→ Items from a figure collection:
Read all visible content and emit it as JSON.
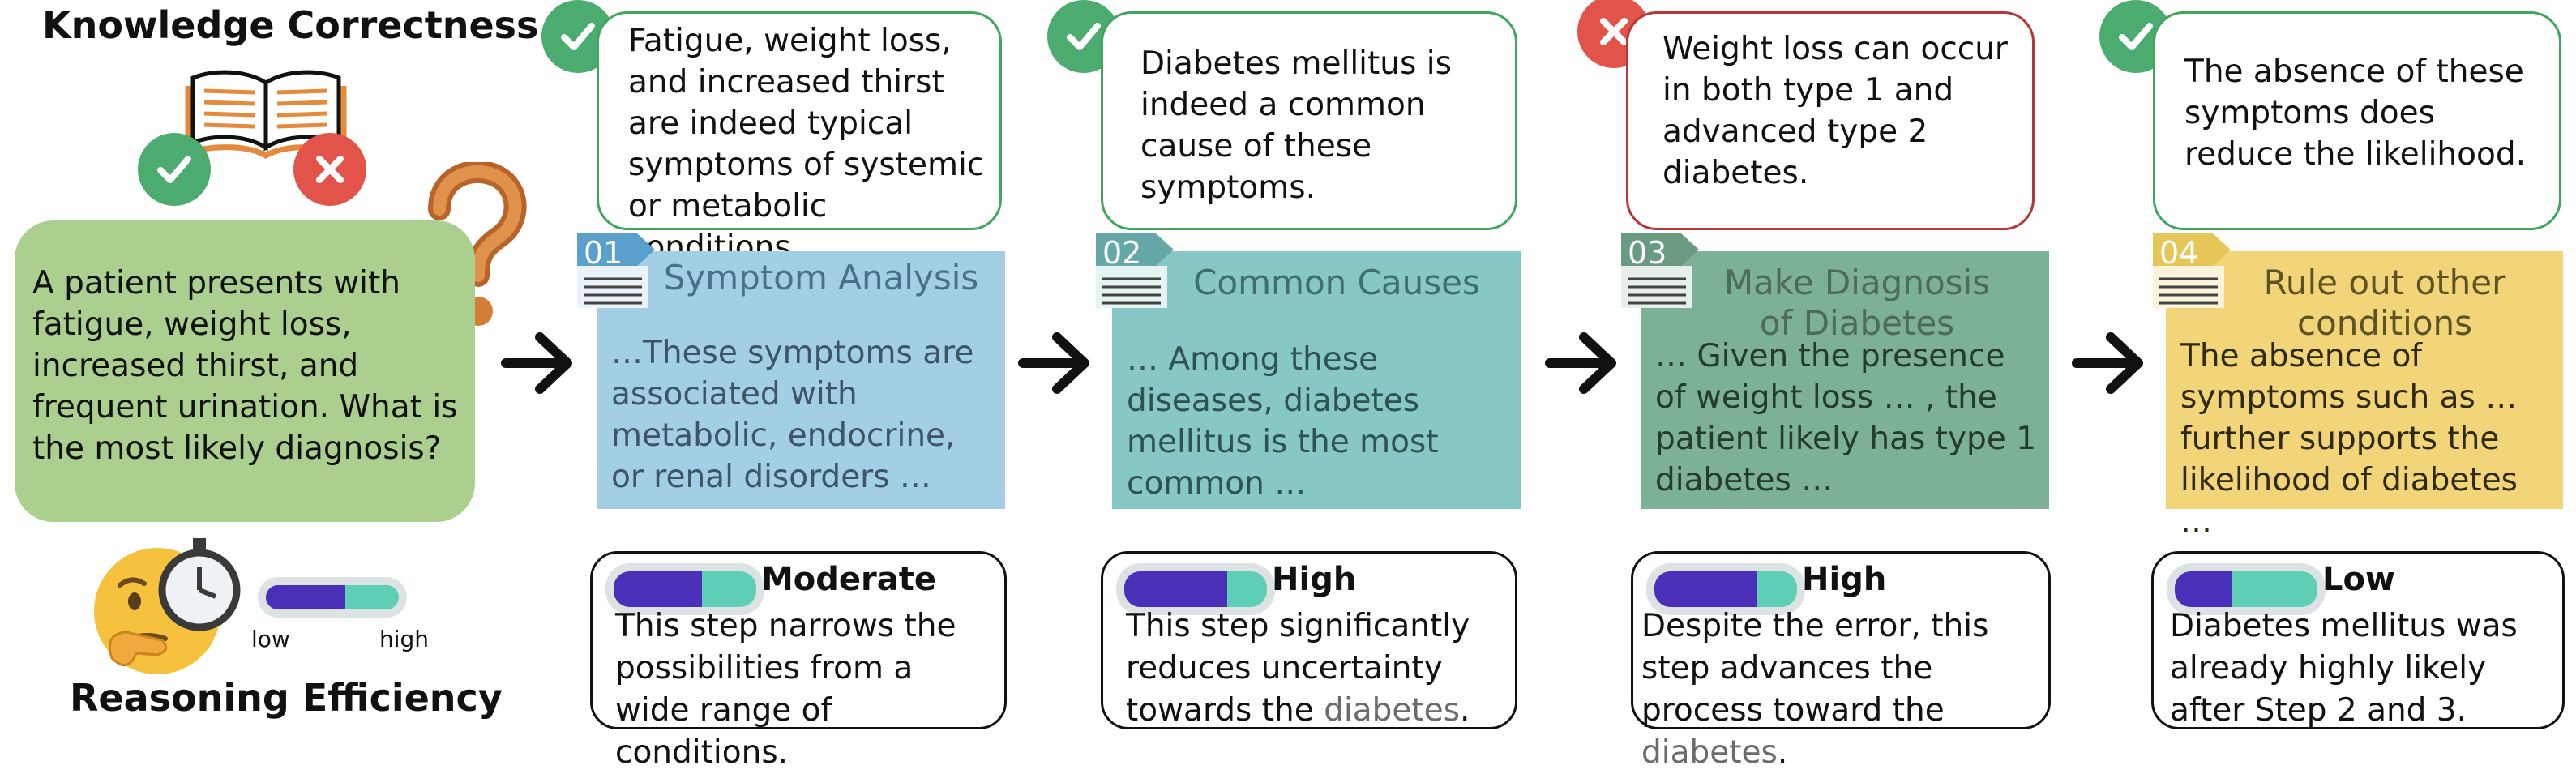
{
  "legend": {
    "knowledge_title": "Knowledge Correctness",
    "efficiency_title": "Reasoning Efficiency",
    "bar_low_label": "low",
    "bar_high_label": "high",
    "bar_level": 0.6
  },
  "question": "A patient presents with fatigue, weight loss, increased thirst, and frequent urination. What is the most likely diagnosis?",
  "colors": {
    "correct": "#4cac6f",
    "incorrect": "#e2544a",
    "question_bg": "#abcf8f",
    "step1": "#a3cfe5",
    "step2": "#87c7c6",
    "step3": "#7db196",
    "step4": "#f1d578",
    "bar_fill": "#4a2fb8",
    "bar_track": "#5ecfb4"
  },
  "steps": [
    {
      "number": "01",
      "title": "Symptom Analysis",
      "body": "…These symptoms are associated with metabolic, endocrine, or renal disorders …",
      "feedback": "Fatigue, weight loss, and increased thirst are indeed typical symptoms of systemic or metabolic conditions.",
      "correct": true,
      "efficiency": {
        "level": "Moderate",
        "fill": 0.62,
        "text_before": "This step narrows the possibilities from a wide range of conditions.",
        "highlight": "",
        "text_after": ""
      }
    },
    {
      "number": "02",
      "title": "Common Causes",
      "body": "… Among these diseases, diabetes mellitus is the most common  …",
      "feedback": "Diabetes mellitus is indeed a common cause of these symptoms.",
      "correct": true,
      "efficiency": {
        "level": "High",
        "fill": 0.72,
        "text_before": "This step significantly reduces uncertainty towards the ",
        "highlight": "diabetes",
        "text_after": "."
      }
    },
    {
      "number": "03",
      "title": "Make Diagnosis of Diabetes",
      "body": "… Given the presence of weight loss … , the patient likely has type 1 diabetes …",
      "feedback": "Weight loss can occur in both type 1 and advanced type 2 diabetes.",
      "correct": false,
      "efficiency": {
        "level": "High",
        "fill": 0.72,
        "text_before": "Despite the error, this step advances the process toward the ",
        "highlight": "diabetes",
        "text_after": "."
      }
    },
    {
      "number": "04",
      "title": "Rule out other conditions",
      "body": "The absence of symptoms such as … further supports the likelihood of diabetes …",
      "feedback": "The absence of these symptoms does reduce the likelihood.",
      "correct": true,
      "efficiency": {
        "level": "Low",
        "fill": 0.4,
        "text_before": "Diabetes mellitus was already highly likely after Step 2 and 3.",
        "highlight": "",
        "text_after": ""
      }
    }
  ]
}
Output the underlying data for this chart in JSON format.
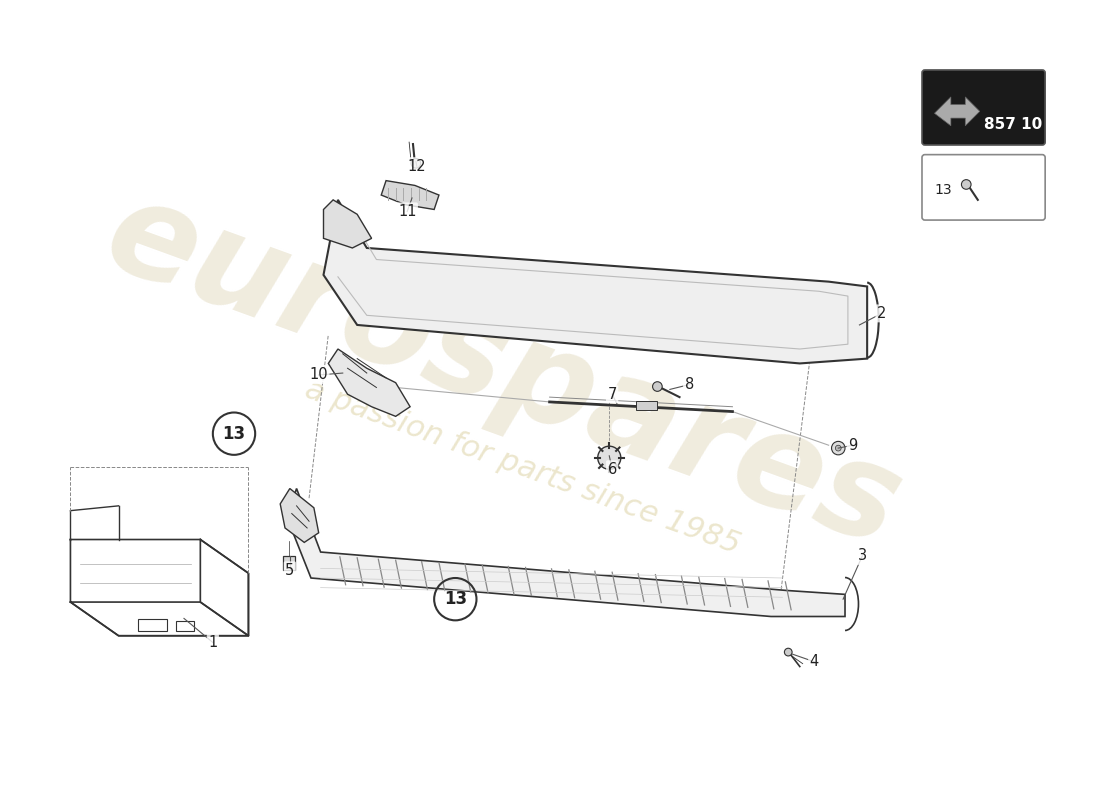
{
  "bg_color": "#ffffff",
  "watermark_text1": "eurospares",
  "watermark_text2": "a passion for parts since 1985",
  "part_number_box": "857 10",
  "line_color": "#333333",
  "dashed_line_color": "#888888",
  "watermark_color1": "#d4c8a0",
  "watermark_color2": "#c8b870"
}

→ OBJECTIVE:
Reproduce each entry precisely, dropping only the pictures.

→ IN RESPONSE:
Read all visible content and emit it as JSON.
{
  "legend": {
    "knowledge_title": "Knowledge Correctness",
    "efficiency_title": "Reasoning Efficiency",
    "bar_low_label": "low",
    "bar_high_label": "high",
    "bar_level": 0.6
  },
  "question": "A patient presents with fatigue, weight loss, increased thirst, and frequent urination. What is the most likely diagnosis?",
  "colors": {
    "correct": "#4cac6f",
    "incorrect": "#e2544a",
    "question_bg": "#abcf8f",
    "step1": "#a3cfe5",
    "step2": "#87c7c6",
    "step3": "#7db196",
    "step4": "#f1d578",
    "bar_fill": "#4a2fb8",
    "bar_track": "#5ecfb4"
  },
  "steps": [
    {
      "number": "01",
      "title": "Symptom Analysis",
      "body": "…These symptoms are associated with metabolic, endocrine, or renal disorders …",
      "feedback": "Fatigue, weight loss, and increased thirst are indeed typical symptoms of systemic or metabolic conditions.",
      "correct": true,
      "efficiency": {
        "level": "Moderate",
        "fill": 0.62,
        "text_before": "This step narrows the possibilities from a wide range of conditions.",
        "highlight": "",
        "text_after": ""
      }
    },
    {
      "number": "02",
      "title": "Common Causes",
      "body": "… Among these diseases, diabetes mellitus is the most common  …",
      "feedback": "Diabetes mellitus is indeed a common cause of these symptoms.",
      "correct": true,
      "efficiency": {
        "level": "High",
        "fill": 0.72,
        "text_before": "This step significantly reduces uncertainty towards the ",
        "highlight": "diabetes",
        "text_after": "."
      }
    },
    {
      "number": "03",
      "title": "Make Diagnosis of Diabetes",
      "body": "… Given the presence of weight loss … , the patient likely has type 1 diabetes …",
      "feedback": "Weight loss can occur in both type 1 and advanced type 2 diabetes.",
      "correct": false,
      "efficiency": {
        "level": "High",
        "fill": 0.72,
        "text_before": "Despite the error, this step advances the process toward the ",
        "highlight": "diabetes",
        "text_after": "."
      }
    },
    {
      "number": "04",
      "title": "Rule out other conditions",
      "body": "The absence of symptoms such as … further supports the likelihood of diabetes …",
      "feedback": "The absence of these symptoms does reduce the likelihood.",
      "correct": true,
      "efficiency": {
        "level": "Low",
        "fill": 0.4,
        "text_before": "Diabetes mellitus was already highly likely after Step 2 and 3.",
        "highlight": "",
        "text_after": ""
      }
    }
  ]
}
Output the underlying data for this chart in JSON format.
{
  "bg_color": "#ffffff",
  "watermark_text1": "eurospares",
  "watermark_text2": "a passion for parts since 1985",
  "part_number_box": "857 10",
  "line_color": "#333333",
  "dashed_line_color": "#888888",
  "watermark_color1": "#d4c8a0",
  "watermark_color2": "#c8b870"
}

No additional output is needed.